**REQUEST**
Repeat every record exactly, but keep images out of the copy.

+ + +

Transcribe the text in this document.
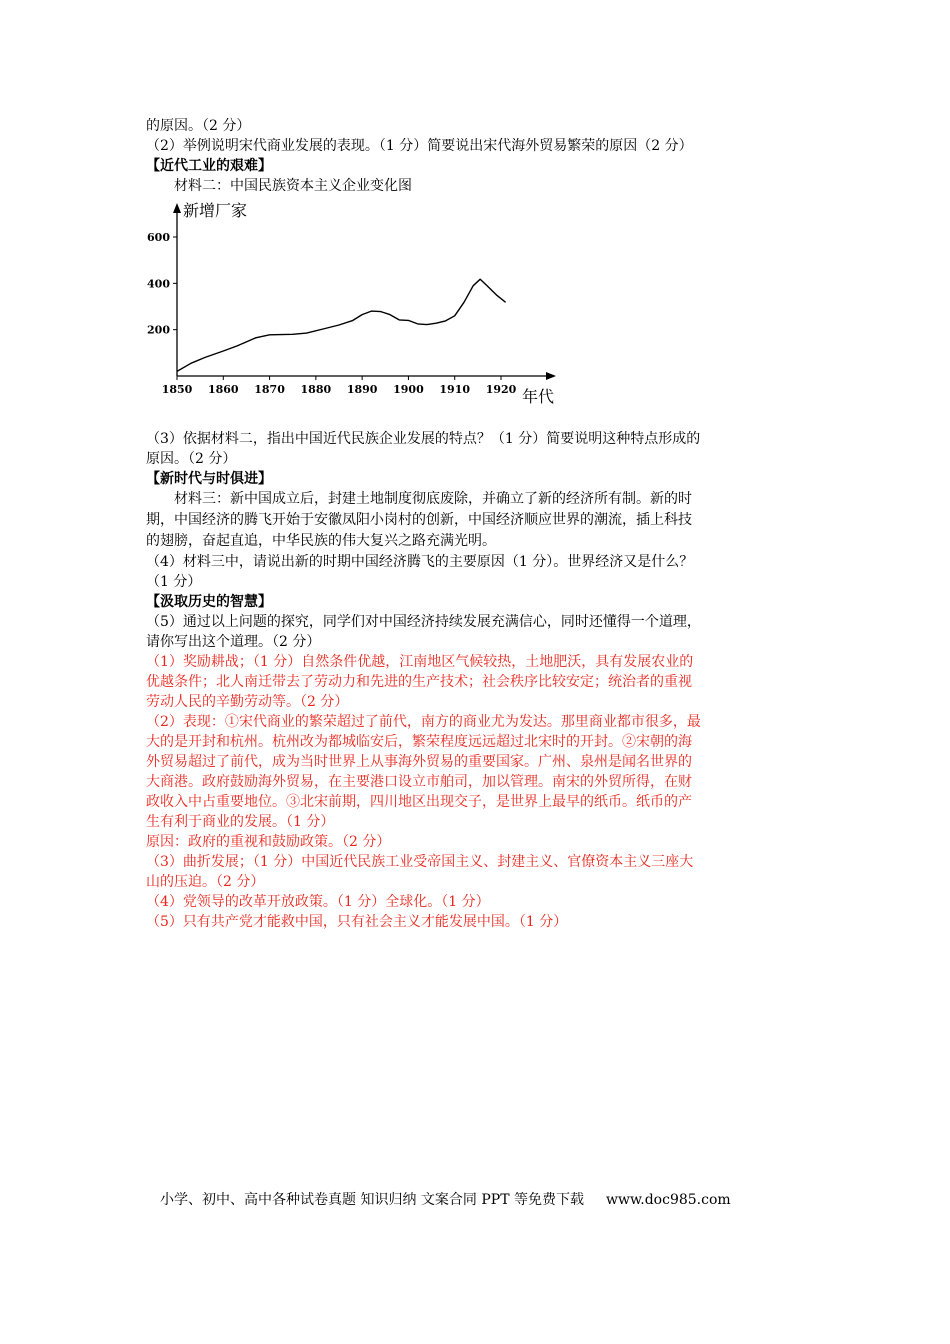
的原因。（2 分）

（2）举例说明宋代商业发展的表现。（1 分）简要说出宋代海外贸易繁荣的原因（2 分）

【近代工业的艰难】

材料二：中国民族资本主义企业变化图

200
400
600
1850 1860 1870 1880 1890 1900 1910 1920
新增厂家
年代

（3）依据材料二，指出中国近代民族企业发展的特点？（1 分）简要说明这种特点形成的

原因。（2 分）

【新时代与时俱进】

材料三：新中国成立后，封建土地制度彻底废除，并确立了新的经济所有制。新的时

期，中国经济的腾飞开始于安徽凤阳小岗村的创新，中国经济顺应世界的潮流，插上科技

的翅膀，奋起直追，中华民族的伟大复兴之路充满光明。

（4）材料三中，请说出新的时期中国经济腾飞的主要原因（1 分）。世界经济又是什么？

（1 分）

【汲取历史的智慧】

（5）通过以上问题的探究，同学们对中国经济持续发展充满信心，同时还懂得一个道理，

请你写出这个道理。（2 分）

（1）奖励耕战；（1 分）自然条件优越，江南地区气候较热，土地肥沃，具有发展农业的

优越条件；北人南迁带去了劳动力和先进的生产技术；社会秩序比较安定；统治者的重视

劳动人民的辛勤劳动等。（2 分）

（2）表现：①宋代商业的繁荣超过了前代，南方的商业尤为发达。那里商业都市很多，最

大的是开封和杭州。杭州改为都城临安后，繁荣程度远远超过北宋时的开封。②宋朝的海

外贸易超过了前代，成为当时世界上从事海外贸易的重要国家。广州、泉州是闻名世界的

大商港。政府鼓励海外贸易，在主要港口设立市舶司，加以管理。南宋的外贸所得，在财

政收入中占重要地位。③北宋前期，四川地区出现交子，是世界上最早的纸币。纸币的产

生有利于商业的发展。（1 分）

原因：政府的重视和鼓励政策。（2 分）

（3）曲折发展；（1 分）中国近代民族工业受帝国主义、封建主义、官僚资本主义三座大

山的压迫。（2 分）

（4）党领导的改革开放政策。（1 分）全球化。（1 分）

（5）只有共产党才能救中国，只有社会主义才能发展中国。（1 分）

小学、初中、高中各种试卷真题 知识归纳 文案合同 PPT 等免费下载 www.doc985.com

+ + +

**EXERCISE SOLUTION**
Transcribe the text in this document.
的原因。（2 分）

（2）举例说明宋代商业发展的表现。（1 分）简要说出宋代海外贸易繁荣的原因（2 分）

【近代工业的艰难】

材料二：中国民族资本主义企业变化图

200
400
600
1850 1860 1870 1880 1890 1900 1910 1920
新增厂家
年代

（3）依据材料二，指出中国近代民族企业发展的特点？（1 分）简要说明这种特点形成的

原因。（2 分）

【新时代与时俱进】

材料三：新中国成立后，封建土地制度彻底废除，并确立了新的经济所有制。新的时

期，中国经济的腾飞开始于安徽凤阳小岗村的创新，中国经济顺应世界的潮流，插上科技

的翅膀，奋起直追，中华民族的伟大复兴之路充满光明。

（4）材料三中，请说出新的时期中国经济腾飞的主要原因（1 分）。世界经济又是什么？

（1 分）

【汲取历史的智慧】

（5）通过以上问题的探究，同学们对中国经济持续发展充满信心，同时还懂得一个道理，

请你写出这个道理。（2 分）

（1）奖励耕战；（1 分）自然条件优越，江南地区气候较热，土地肥沃，具有发展农业的

优越条件；北人南迁带去了劳动力和先进的生产技术；社会秩序比较安定；统治者的重视

劳动人民的辛勤劳动等。（2 分）

（2）表现：①宋代商业的繁荣超过了前代，南方的商业尤为发达。那里商业都市很多，最

大的是开封和杭州。杭州改为都城临安后，繁荣程度远远超过北宋时的开封。②宋朝的海

外贸易超过了前代，成为当时世界上从事海外贸易的重要国家。广州、泉州是闻名世界的

大商港。政府鼓励海外贸易，在主要港口设立市舶司，加以管理。南宋的外贸所得，在财

政收入中占重要地位。③北宋前期，四川地区出现交子，是世界上最早的纸币。纸币的产

生有利于商业的发展。（1 分）

原因：政府的重视和鼓励政策。（2 分）

（3）曲折发展；（1 分）中国近代民族工业受帝国主义、封建主义、官僚资本主义三座大

山的压迫。（2 分）

（4）党领导的改革开放政策。（1 分）全球化。（1 分）

（5）只有共产党才能救中国，只有社会主义才能发展中国。（1 分）

小学、初中、高中各种试卷真题 知识归纳 文案合同 PPT 等免费下载 www.doc985.com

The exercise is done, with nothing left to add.